WHAT YOU NEED TO DO —
Render every line of the rows below as a Markdown table with the columns "Number" and "Line", skipping blank lines. Leave the pictures out.

[Rows from a dataset]
================

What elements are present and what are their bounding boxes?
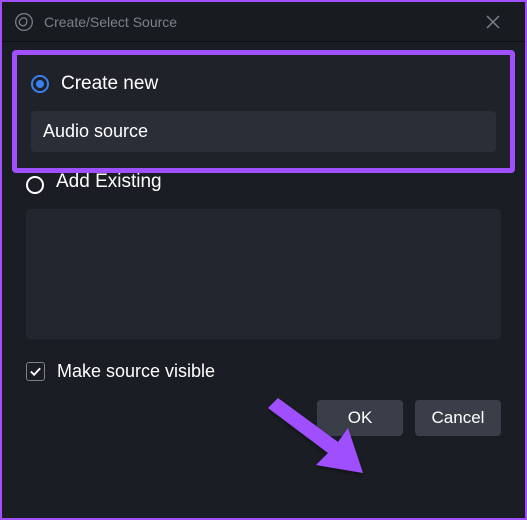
- dialog-content: Create new Add Existing Make source visi…: [2, 42, 525, 448]
- make-visible-label: Make source visible: [57, 361, 215, 382]
- titlebar: Create/Select Source: [2, 2, 525, 42]
- add-existing-radio[interactable]: [26, 176, 44, 194]
- dialog-buttons: OK Cancel: [26, 400, 501, 436]
- window-title: Create/Select Source: [44, 14, 473, 30]
- existing-sources-list[interactable]: [26, 209, 501, 339]
- ok-button[interactable]: OK: [317, 400, 403, 436]
- create-new-radio[interactable]: [31, 75, 49, 93]
- add-existing-label: Add Existing: [56, 171, 162, 193]
- add-existing-section: Add Existing Make source visible OK Canc…: [12, 173, 515, 436]
- source-name-input[interactable]: [31, 111, 496, 152]
- create-new-highlight: Create new: [12, 50, 515, 173]
- make-visible-checkbox[interactable]: [26, 362, 45, 381]
- create-new-radio-row[interactable]: Create new: [31, 73, 496, 95]
- obs-app-icon: [14, 12, 34, 32]
- create-new-label: Create new: [61, 73, 158, 95]
- cancel-button[interactable]: Cancel: [415, 400, 501, 436]
- visible-checkbox-row[interactable]: Make source visible: [26, 361, 501, 382]
- add-existing-radio-row[interactable]: Add Existing: [26, 173, 501, 195]
- close-button[interactable]: [473, 2, 513, 42]
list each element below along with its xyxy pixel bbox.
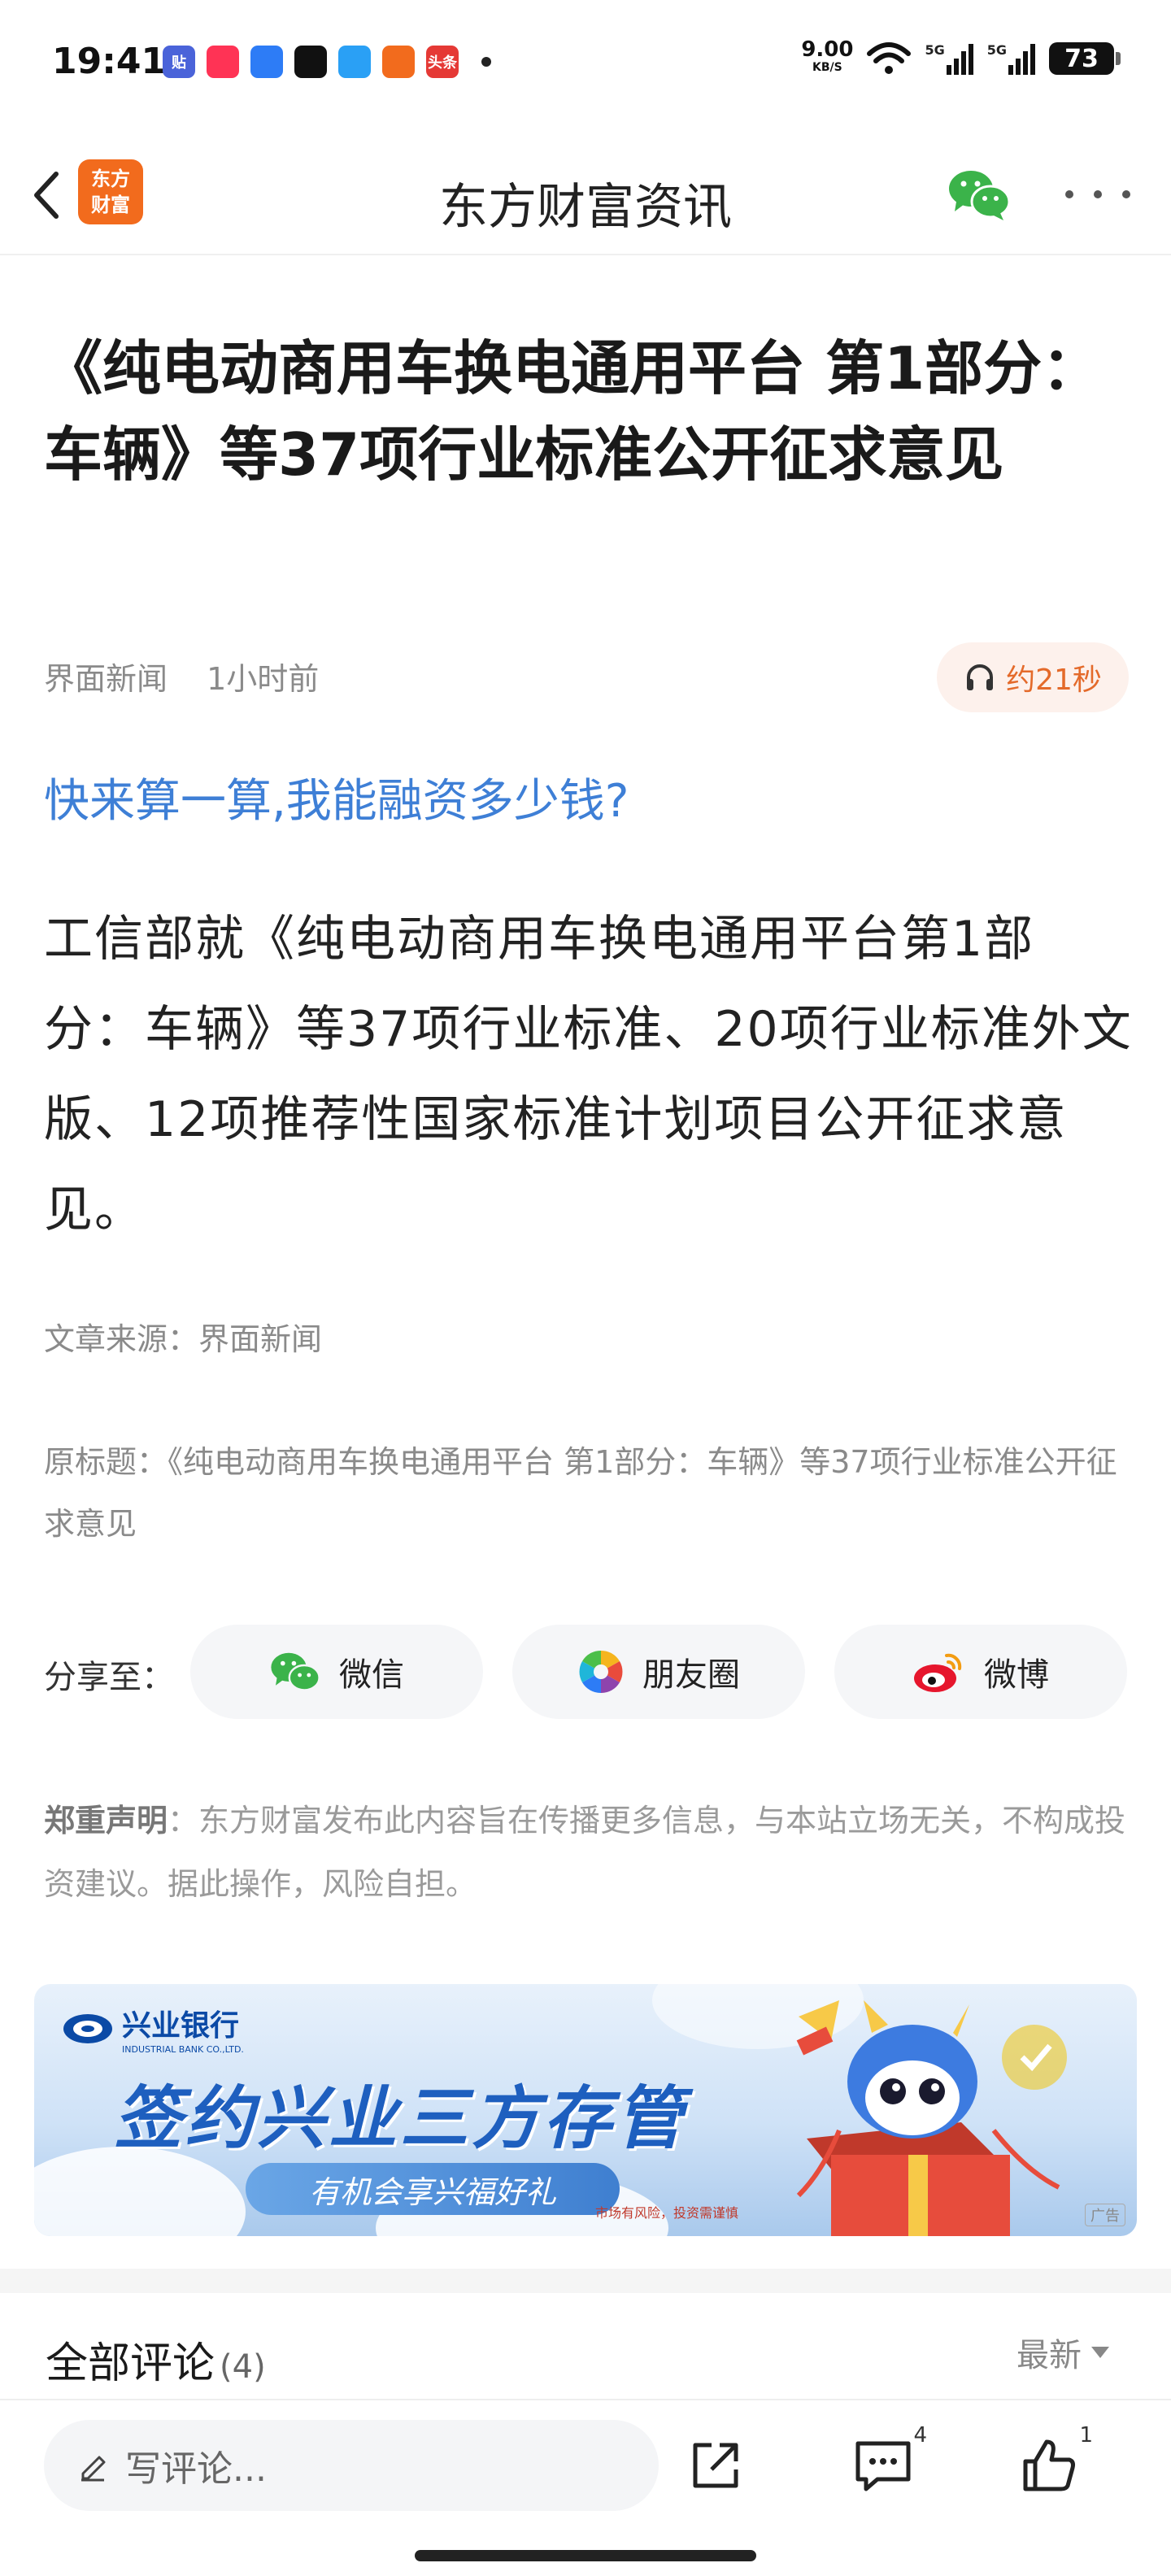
disclaimer-text: ：东方财富发布此内容旨在传播更多信息，与本站立场无关，不构成投资建议。据此操作，… <box>44 1803 1126 1902</box>
more-icon-dot <box>1065 190 1073 198</box>
comments-header: 全部评论 (4) <box>46 2329 266 2390</box>
caret-down-icon <box>1091 2347 1109 2358</box>
listen-button[interactable]: 约21秒 <box>937 642 1129 712</box>
more-icon-dot <box>1094 190 1102 198</box>
toutiao-icon: 头条 <box>426 46 459 78</box>
share-wechat-label: 微信 <box>339 1656 404 1694</box>
like-button[interactable]: 1 <box>1016 2423 1093 2498</box>
signal-bars-icon <box>946 44 973 75</box>
nav-divider <box>0 254 1171 255</box>
financing-promo-link[interactable]: 快来算一算,我能融资多少钱? <box>44 764 629 830</box>
more-icon-dot <box>1122 190 1130 198</box>
sort-dropdown[interactable]: 最新 <box>1016 2329 1109 2376</box>
status-time: 19:41 <box>52 41 167 82</box>
comment-count-badge: 4 <box>913 2423 927 2448</box>
section-divider <box>0 2269 1171 2293</box>
article-source-line: 文章来源：界面新闻 <box>44 1321 323 1357</box>
notification-icons: 贴 头条 <box>163 46 491 78</box>
comment-input-placeholder: 写评论... <box>125 2448 267 2490</box>
disclaimer: 郑重声明：东方财富发布此内容旨在传播更多信息，与本站立场无关，不构成投资建议。据… <box>44 1789 1134 1916</box>
article-time: 1小时前 <box>207 661 320 697</box>
share-external-icon <box>693 2443 738 2488</box>
tieba-icon: 贴 <box>163 46 195 78</box>
signal-2-label: 5G <box>986 42 1007 58</box>
sort-label: 最新 <box>1016 2337 1082 2374</box>
headphones-icon <box>967 664 994 690</box>
banner-risk-notice: 市场有风险，投资需谨慎 <box>595 2205 739 2221</box>
weibo-icon <box>914 1653 962 1692</box>
share-moments-button[interactable]: 朋友圈 <box>512 1625 805 1719</box>
banner-subline: 有机会享兴福好礼 <box>246 2163 620 2215</box>
bank-emblem-icon <box>63 2013 112 2043</box>
tiktok-icon <box>294 46 327 78</box>
comments-title: 全部评论 <box>46 2339 215 2388</box>
article-source[interactable]: 界面新闻 <box>44 661 168 697</box>
article-meta: 界面新闻 1小时前 <box>44 654 348 698</box>
ad-label: 广告 <box>1085 2204 1125 2226</box>
battery-indicator: 73 <box>1049 42 1121 75</box>
more-button[interactable] <box>1065 174 1130 215</box>
wifi-icon <box>867 42 912 74</box>
browser-icon <box>338 46 371 78</box>
moments-icon <box>579 1650 623 1694</box>
share-moments-label: 朋友圈 <box>642 1656 740 1694</box>
bank-name-en: INDUSTRIAL BANK CO.,LTD. <box>122 2044 244 2055</box>
pencil-icon <box>81 2456 106 2482</box>
wechat-icon <box>271 1652 320 1691</box>
signal-bars-icon <box>1008 44 1035 75</box>
nav-bar: 东方财富 东方财富资讯 <box>0 146 1171 244</box>
comment-icon <box>855 2441 911 2491</box>
video-player-icon <box>250 46 283 78</box>
signal-2: 5G <box>987 42 1036 75</box>
comment-input[interactable]: 写评论... <box>44 2420 659 2511</box>
more-notifications-dot <box>481 57 491 67</box>
bank-ad-banner[interactable]: 兴业银行 INDUSTRIAL BANK CO.,LTD. 签约兴业三方存管 有… <box>34 1984 1137 2236</box>
bank-name: 兴业银行 <box>122 2009 240 2043</box>
like-count-badge: 1 <box>1079 2423 1093 2448</box>
listen-duration: 约21秒 <box>1006 664 1102 697</box>
network-speed: 9.00 KB/S <box>801 39 853 76</box>
status-right: 9.00 KB/S 5G 5G 73 <box>801 39 1121 76</box>
original-title: 原标题：《纯电动商用车换电通用平台 第1部分：车辆》等37项行业标准公开征求意见 <box>44 1444 1117 1542</box>
share-wechat-button[interactable]: 微信 <box>190 1625 483 1719</box>
signal-1: 5G <box>925 42 973 75</box>
status-bar: 19:41 贴 头条 9.00 KB/S 5G 5G 73 <box>0 0 1171 130</box>
disclaimer-heading: 郑重声明 <box>44 1803 168 1838</box>
send-icon <box>382 46 415 78</box>
dragon-mascot-gift-icon <box>796 2000 1067 2236</box>
wechat-share-button[interactable] <box>947 166 1012 223</box>
signal-1-label: 5G <box>925 42 945 58</box>
share-weibo-button[interactable]: 微博 <box>834 1625 1127 1719</box>
home-indicator[interactable] <box>415 2550 756 2561</box>
music-icon <box>207 46 239 78</box>
industrial-bank-logo: 兴业银行 INDUSTRIAL BANK CO.,LTD. <box>62 2002 244 2055</box>
share-label: 分享至： <box>44 1659 174 1696</box>
share-weibo-label: 微博 <box>984 1656 1049 1694</box>
thumbs-up-icon <box>1023 2439 1075 2491</box>
comments-button[interactable]: 4 <box>851 2423 927 2498</box>
banner-slogan: 签约兴业三方存管 <box>114 2078 687 2158</box>
article-body: 工信部就《纯电动商用车换电通用平台第1部分：车辆》等37项行业标准、20项行业标… <box>44 911 1133 1238</box>
comments-count: (4) <box>220 2348 266 2386</box>
article-title: 《纯电动商用车换电通用平台 第1部分：车辆》等37项行业标准公开征求意见 <box>44 334 1101 489</box>
bottom-action-bar: 写评论... 4 1 <box>0 2399 1171 2576</box>
share-button[interactable] <box>683 2433 748 2498</box>
wechat-icon <box>949 171 1011 220</box>
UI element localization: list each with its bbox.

================

EXERCISE ANSWER —
| Number | Line |
|---|---|
| 1 | What elements are present and what are their bounding boxes? |
| 2 | - dialog-content: Create new Add Existing Make source visi…: [2, 42, 525, 448] |
| 3 | - make-visible-label: Make source visible: [57, 361, 215, 382] |
| 4 | - titlebar: Create/Select Source: [2, 2, 525, 42] |
| 5 | - add-existing-radio[interactable]: [26, 176, 44, 194] |
| 6 | - dialog-buttons: OK Cancel: [26, 400, 501, 436] |
| 7 | - window-title: Create/Select Source: [44, 14, 473, 30] |
| 8 | - existing-sources-list[interactable]: [26, 209, 501, 339] |
| 9 | - ok-button[interactable]: OK: [317, 400, 403, 436] |
| 10 | - create-new-radio[interactable]: [31, 75, 49, 93] |
| 11 | - add-existing-label: Add Existing: [56, 171, 162, 193] |
| 12 | - add-existing-section: Add Existing Make source visible OK Canc…: [12, 173, 515, 436] |
| 13 | - source-name-input[interactable]: [31, 111, 496, 152] |
| 14 | - create-new-highlight: Create new: [12, 50, 515, 173] |
| 15 | - make-visible-checkbox[interactable]: [26, 362, 45, 381] |
| 16 | - create-new-radio-row[interactable]: Create new: [31, 73, 496, 95] |
| 17 | - obs-app-icon: [14, 12, 34, 32] |
| 18 | - create-new-label: Create new: [61, 73, 158, 95] |
| 19 | - cancel-button[interactable]: Cancel: [415, 400, 501, 436] |
| 20 | - visible-checkbox-row[interactable]: Make source visible: [26, 361, 501, 382] |
| 21 | - add-existing-radio-row[interactable]: Add Existing: [26, 173, 501, 195] |
| 22 | - close-button[interactable]: [473, 2, 513, 42] |
| 23 | list each element below along with its xyxy pixel bbox. |
| 24 | disclaimer-text: ：东方财富发布此内容旨在传播更多信息，与本站立场无关，不构成投资建议。据此操作，… <box>44 1803 1126 1902</box> |
| 25 | more-icon-dot <box>1065 190 1073 198</box> |
| 26 | comments-header: 全部评论 (4) <box>46 2329 266 2390</box> |
| 27 | caret-down-icon <box>1091 2347 1109 2358</box> |
| 28 | listen-button[interactable]: 约21秒 <box>937 642 1129 712</box> |
| 29 | more-icon-dot <box>1094 190 1102 198</box> |
| 30 | toutiao-icon: 头条 <box>426 46 459 78</box> |
| 31 | share-wechat-label: 微信 <box>339 1656 404 1694</box> |
| 32 | like-button[interactable]: 1 <box>1016 2423 1093 2498</box> |
| 33 | signal-bars-icon <box>946 44 973 75</box> |
| 34 | nav-divider <box>0 254 1171 255</box> |
| 35 | financing-promo-link[interactable]: 快来算一算,我能融资多少钱? <box>44 764 629 830</box> |
| 36 | more-icon-dot <box>1122 190 1130 198</box> |
| 37 | sort-dropdown[interactable]: 最新 <box>1016 2329 1109 2376</box> |
| 38 | status-time: 19:41 <box>52 41 167 82</box> |
| 39 | comment-count-badge: 4 <box>913 2423 927 2448</box> |
| 40 | section-divider <box>0 2269 1171 2293</box> |
| 41 | article-source-line: 文章来源：界面新闻 <box>44 1321 323 1357</box> |
| 42 | notification-icons: 贴 头条 <box>163 46 491 78</box> |
| 43 | comment-input-placeholder: 写评论... <box>125 2448 267 2490</box> |
| 44 | disclaimer: 郑重声明：东方财富发布此内容旨在传播更多信息，与本站立场无关，不构成投资建议。据… <box>44 1789 1134 1916</box> |
| 45 | article-time: 1小时前 <box>207 661 320 697</box> |
| 46 | share-external-icon <box>693 2443 738 2488</box> |
| 47 | tieba-icon: 贴 <box>163 46 195 78</box> |
| 48 | signal-2-label: 5G <box>986 42 1007 58</box> |
| 49 | sort-label: 最新 <box>1016 2337 1082 2374</box> |
| 50 | headphones-icon <box>967 664 994 690</box> |
| 51 | banner-risk-notice: 市场有风险，投资需谨慎 <box>595 2205 739 2221</box> |
| 52 | weibo-icon <box>914 1653 962 1692</box> |
| 53 | share-moments-button[interactable]: 朋友圈 <box>512 1625 805 1719</box> |
| 54 | banner-subline: 有机会享兴福好礼 <box>246 2163 620 2215</box> |
| 55 | bank-emblem-icon <box>63 2013 112 2043</box> |
| 56 | tiktok-icon <box>294 46 327 78</box> |
| 57 | comments-title: 全部评论 <box>46 2339 215 2388</box> |
| 58 | article-source[interactable]: 界面新闻 <box>44 661 168 697</box> |
| 59 | article-meta: 界面新闻 1小时前 <box>44 654 348 698</box> |
| 60 | ad-label: 广告 <box>1085 2204 1125 2226</box> |
| 61 | battery-indicator: 73 <box>1049 42 1121 75</box> |
| 62 | more-button[interactable] <box>1065 174 1130 215</box> |
| 63 | wifi-icon <box>867 42 912 74</box> |
| 64 | browser-icon <box>338 46 371 78</box> |
| 65 | moments-icon <box>579 1650 623 1694</box> |
| 66 | share-moments-label: 朋友圈 <box>642 1656 740 1694</box> |
| 67 | bank-name-en: INDUSTRIAL BANK CO.,LTD. <box>122 2044 244 2055</box> |
| 68 | pencil-icon <box>81 2456 106 2482</box> |
| 69 | wechat-icon <box>271 1652 320 1691</box> |
| 70 | signal-bars-icon <box>1008 44 1035 75</box> |
| 71 | nav-bar: 东方财富 东方财富资讯 <box>0 146 1171 244</box> |
| 72 | comment-icon <box>855 2441 911 2491</box> |
| 73 | video-player-icon <box>250 46 283 78</box> |
| 74 | signal-2: 5G <box>987 42 1036 75</box> |
| 75 | comment-input[interactable]: 写评论... <box>44 2420 659 2511</box> |
| 76 | more-notifications-dot <box>481 57 491 67</box> |
| 77 | bank-ad-banner[interactable]: 兴业银行 INDUSTRIAL BANK CO.,LTD. 签约兴业三方存管 有… <box>34 1984 1137 2236</box> |
| 78 | bank-name: 兴业银行 <box>122 2009 240 2043</box> |
| 79 | like-count-badge: 1 <box>1079 2423 1093 2448</box> |
| 80 | listen-duration: 约21秒 <box>1006 664 1102 697</box> |
| 81 | network-speed: 9.00 KB/S <box>801 39 853 76</box> |
| 82 | status-right: 9.00 KB/S 5G 5G 73 <box>801 39 1121 76</box> |
| 83 | original-title: 原标题：《纯电动商用车换电通用平台 第1部分：车辆》等37项行业标准公开征求意见 <box>44 1444 1117 1542</box> |
| 84 | share-wechat-button[interactable]: 微信 <box>190 1625 483 1719</box> |
| 85 | signal-1: 5G <box>925 42 973 75</box> |
| 86 | status-bar: 19:41 贴 头条 9.00 KB/S 5G 5G 73 <box>0 0 1171 130</box> |
| 87 | disclaimer-heading: 郑重声明 <box>44 1803 168 1838</box> |
| 88 | send-icon <box>382 46 415 78</box> |
| 89 | dragon-mascot-gift-icon <box>796 2000 1067 2236</box> |
| 90 | wechat-share-button[interactable] <box>947 166 1012 223</box> |
| 91 | signal-1-label: 5G <box>925 42 945 58</box> |
| 92 | share-weibo-button[interactable]: 微博 <box>834 1625 1127 1719</box> |
| 93 | home-indicator[interactable] <box>415 2550 756 2561</box> |
| 94 | music-icon <box>207 46 239 78</box> |
| 95 | industrial-bank-logo: 兴业银行 INDUSTRIAL BANK CO.,LTD. <box>62 2002 244 2055</box> |
| 96 | share-label: 分享至： <box>44 1659 174 1696</box> |
| 97 | share-weibo-label: 微博 <box>984 1656 1049 1694</box> |
| 98 | thumbs-up-icon <box>1023 2439 1075 2491</box> |
| 99 | comments-button[interactable]: 4 <box>851 2423 927 2498</box> |
| 100 | banner-slogan: 签约兴业三方存管 <box>114 2078 687 2158</box> |
| 101 | article-body: 工信部就《纯电动商用车换电通用平台第1部分：车辆》等37项行业标准、20项行业标… <box>44 911 1133 1238</box> |
| 102 | comments-count: (4) <box>220 2348 266 2386</box> |
| 103 | article-title: 《纯电动商用车换电通用平台 第1部分：车辆》等37项行业标准公开征求意见 <box>44 334 1101 489</box> |
| 104 | bottom-action-bar: 写评论... 4 1 <box>0 2399 1171 2576</box> |
| 105 | share-button[interactable] <box>683 2433 748 2498</box> |
| 106 | wechat-icon <box>949 171 1011 220</box> |
| 107 | UI element localization: list each with its bbox. |